(SOURCE)
***

What About The Interior?

Img 8922
Photo credit: Thomas Hundal

A few years ago, Volkswagen announced that it was moving back to buttons from capacitive touch controls. The updated Golf R missed out on that. The only real button on the face of the dashboard is the hazard warning lamp switch; everything else is virtual, including the steering wheel controls. Understandably, this is a bit of a faff. Feedback isn’t that great and sometimes doesn’t exist at all, which is a shame because the window switches and mirror controls show that Volkswagen still does buttons well.

If you can live with sliders for volume and temperature (they’re finally illuminated now), at least the cabin of the Golf R is still practical. Think huge door bins that can swallow even the largest water bottles, a center armrests that adjusts for height and slides back and forth, cup holders that swivel out in a large storage bin, and solid space both front and rear.

Volkswagen Golf R cloth seats
Photo credit: Thomas Hundal

Those with keen eyes probably spied that this Golf R is equipped with cloth seats, and guess what? They whip an incredible amount of ass. With manual sliders, lumbar adjustment, height adjustment, and power backrest adjustment, durable-feeling inserts in an outrageous blue pattern, velour on the bolsters, and solid seat heaters, they’re just about perfect for daily use. Quick to adjust in the ways you want, cool after being parked in the sun, supple yet supportive, and eager to hold you in place. It all makes you wonder why on earth we ever decided that leather was the way to go.

How Does It Drive?

Img 8925
Photo credit: Thomas Hundal

The Golf R’s 2025 facelift was something of a game of give-and-take. While the familiar two-liter turbocharged inline-four gained 13 extra horsepower to total 328 and a rorty-yet-tasteful Akrapovič exhaust joined the options list, the offering of a manual gearbox left the chat. Blame it on falling take rates in the rest of the world and emissions homologation, the only way to get a new Golf R is with a dual-clutch automatic gearbox. Has the sky crashed through the pavement? Not quite. While the old Golf R’s manual gearbox ensured you were always doing something, the shifter itself felt rental-grade. In contrast, the seven-speed DSG transaxle is as sharp as ever, and maintaining boost through shifts really helps with forward progress. Flick it into race mode, relax the stability control, mash the brake with your left foot and the throttle with the right, and you’ll be primed for a launch control start that rips you from zero-to-60 mph in a shade over four seconds with nary a trace of wheelspin. That’s diabolically quick for a hatchback, but perhaps the most amazing thing is the sense of complete control.

***

[Lines of data]
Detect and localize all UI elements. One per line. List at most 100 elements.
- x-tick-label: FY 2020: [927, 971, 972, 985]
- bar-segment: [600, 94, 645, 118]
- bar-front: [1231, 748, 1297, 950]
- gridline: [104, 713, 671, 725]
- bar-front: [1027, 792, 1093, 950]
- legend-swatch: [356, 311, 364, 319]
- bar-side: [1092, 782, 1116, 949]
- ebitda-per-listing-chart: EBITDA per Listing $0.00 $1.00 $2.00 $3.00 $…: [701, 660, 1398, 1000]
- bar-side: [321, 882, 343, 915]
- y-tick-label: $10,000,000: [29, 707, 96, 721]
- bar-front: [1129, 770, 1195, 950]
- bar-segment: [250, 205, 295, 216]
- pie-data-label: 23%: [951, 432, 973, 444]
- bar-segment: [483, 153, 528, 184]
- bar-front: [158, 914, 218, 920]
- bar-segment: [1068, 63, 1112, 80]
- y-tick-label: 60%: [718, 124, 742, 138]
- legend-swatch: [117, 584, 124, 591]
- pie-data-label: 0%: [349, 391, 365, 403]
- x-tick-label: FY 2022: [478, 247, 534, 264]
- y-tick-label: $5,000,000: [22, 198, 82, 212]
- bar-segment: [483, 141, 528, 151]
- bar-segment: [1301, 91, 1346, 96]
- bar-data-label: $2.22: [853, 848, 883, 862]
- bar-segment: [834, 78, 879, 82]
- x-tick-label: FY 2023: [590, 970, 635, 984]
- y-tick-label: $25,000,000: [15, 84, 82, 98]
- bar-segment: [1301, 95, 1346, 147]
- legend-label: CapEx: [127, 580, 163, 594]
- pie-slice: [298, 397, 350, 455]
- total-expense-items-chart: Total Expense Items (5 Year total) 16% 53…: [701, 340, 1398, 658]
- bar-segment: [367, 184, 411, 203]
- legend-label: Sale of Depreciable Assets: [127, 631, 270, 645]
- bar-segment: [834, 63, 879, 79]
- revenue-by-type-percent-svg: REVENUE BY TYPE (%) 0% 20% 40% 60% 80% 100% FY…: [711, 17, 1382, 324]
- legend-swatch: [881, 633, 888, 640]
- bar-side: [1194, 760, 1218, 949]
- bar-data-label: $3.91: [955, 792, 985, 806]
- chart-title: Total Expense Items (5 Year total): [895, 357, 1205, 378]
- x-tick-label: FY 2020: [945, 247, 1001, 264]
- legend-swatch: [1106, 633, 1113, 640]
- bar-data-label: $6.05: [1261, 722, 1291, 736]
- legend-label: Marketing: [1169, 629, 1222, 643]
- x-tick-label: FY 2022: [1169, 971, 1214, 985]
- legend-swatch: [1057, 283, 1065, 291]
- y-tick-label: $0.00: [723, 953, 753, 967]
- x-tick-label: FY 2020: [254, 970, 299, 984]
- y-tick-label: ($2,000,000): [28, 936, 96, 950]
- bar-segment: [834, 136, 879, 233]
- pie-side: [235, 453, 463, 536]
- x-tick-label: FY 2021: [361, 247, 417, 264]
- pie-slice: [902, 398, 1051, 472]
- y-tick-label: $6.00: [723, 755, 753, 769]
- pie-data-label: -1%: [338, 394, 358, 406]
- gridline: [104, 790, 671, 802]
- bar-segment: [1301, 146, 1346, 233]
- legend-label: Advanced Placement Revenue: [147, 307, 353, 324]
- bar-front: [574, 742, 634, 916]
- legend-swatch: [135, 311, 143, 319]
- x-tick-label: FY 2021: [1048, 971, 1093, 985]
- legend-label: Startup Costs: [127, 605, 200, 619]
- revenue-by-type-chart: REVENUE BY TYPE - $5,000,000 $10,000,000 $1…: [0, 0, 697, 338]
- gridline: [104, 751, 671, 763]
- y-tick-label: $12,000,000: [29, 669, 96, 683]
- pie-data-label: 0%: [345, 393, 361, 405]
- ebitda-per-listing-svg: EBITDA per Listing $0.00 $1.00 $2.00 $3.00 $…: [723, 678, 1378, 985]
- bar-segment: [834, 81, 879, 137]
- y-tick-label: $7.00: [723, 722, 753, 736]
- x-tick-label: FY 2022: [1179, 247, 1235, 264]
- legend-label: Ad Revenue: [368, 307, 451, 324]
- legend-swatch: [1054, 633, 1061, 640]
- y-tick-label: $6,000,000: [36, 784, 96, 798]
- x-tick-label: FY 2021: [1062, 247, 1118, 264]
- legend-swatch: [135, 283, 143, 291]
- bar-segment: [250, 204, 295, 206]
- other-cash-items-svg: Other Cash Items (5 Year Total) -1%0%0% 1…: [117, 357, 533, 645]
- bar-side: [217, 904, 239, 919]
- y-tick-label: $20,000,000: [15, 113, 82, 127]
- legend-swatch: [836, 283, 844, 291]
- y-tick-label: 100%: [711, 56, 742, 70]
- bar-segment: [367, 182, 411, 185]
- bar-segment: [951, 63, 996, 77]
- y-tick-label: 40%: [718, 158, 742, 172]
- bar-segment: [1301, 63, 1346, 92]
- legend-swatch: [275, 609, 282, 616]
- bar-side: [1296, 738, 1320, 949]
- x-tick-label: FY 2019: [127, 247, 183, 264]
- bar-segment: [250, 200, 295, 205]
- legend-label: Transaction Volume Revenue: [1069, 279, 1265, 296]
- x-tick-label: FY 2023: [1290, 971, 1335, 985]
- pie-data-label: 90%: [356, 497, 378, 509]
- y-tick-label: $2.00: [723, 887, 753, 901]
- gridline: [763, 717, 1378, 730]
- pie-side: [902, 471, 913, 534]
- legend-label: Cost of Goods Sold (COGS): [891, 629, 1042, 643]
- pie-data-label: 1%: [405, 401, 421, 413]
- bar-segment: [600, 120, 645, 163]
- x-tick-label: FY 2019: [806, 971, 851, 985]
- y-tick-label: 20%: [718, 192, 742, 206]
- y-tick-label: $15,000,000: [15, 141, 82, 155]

***

Translate this sentence from the Golf R review into French: "The only real button on the face of the dashboard is the hazard warning lamp switch; everything else is virtual, including the steering wheel controls."

Le seul véritable bouton sur la façade du tableau de bord est l'interrupteur des feux de détresse ; tout le reste est virtuel, y compris les commandes au volant.